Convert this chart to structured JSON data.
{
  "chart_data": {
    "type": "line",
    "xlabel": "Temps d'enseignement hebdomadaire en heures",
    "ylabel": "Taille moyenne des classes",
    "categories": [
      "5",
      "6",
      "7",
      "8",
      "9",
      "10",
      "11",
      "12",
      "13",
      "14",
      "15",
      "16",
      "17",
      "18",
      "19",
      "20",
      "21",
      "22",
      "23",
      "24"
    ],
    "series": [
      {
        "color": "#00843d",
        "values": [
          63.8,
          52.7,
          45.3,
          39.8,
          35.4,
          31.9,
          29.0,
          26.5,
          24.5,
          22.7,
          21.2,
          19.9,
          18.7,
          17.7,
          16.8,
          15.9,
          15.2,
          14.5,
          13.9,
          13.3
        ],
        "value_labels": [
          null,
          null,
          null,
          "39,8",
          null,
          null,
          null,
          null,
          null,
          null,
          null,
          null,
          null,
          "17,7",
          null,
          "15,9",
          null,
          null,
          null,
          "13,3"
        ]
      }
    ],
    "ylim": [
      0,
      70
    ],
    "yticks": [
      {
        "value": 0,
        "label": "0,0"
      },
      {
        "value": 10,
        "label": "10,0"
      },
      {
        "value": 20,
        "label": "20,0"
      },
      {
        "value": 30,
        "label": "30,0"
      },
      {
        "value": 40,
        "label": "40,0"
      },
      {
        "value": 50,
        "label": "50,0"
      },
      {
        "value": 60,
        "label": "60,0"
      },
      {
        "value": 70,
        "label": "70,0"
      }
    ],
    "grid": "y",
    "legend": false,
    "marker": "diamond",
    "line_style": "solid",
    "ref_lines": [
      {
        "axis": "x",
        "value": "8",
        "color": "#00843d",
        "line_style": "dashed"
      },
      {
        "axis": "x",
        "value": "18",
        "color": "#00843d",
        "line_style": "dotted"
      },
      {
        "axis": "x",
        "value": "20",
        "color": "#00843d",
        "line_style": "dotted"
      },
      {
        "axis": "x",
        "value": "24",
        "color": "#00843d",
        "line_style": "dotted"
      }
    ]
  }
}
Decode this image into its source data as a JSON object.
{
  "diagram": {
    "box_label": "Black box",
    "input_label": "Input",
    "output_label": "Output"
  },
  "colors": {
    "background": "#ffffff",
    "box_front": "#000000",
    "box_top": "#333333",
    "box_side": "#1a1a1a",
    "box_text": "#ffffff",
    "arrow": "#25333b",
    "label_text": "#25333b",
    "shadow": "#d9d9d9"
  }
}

■ ■ ■ ■ ■ ■ ■

DIRECTIONS:
Reproduce each line of the entries in which the word "this" is found.

FULL SOLUTION:
Convert this chart to structured JSON data.
Decode this image into its source data as a JSON object.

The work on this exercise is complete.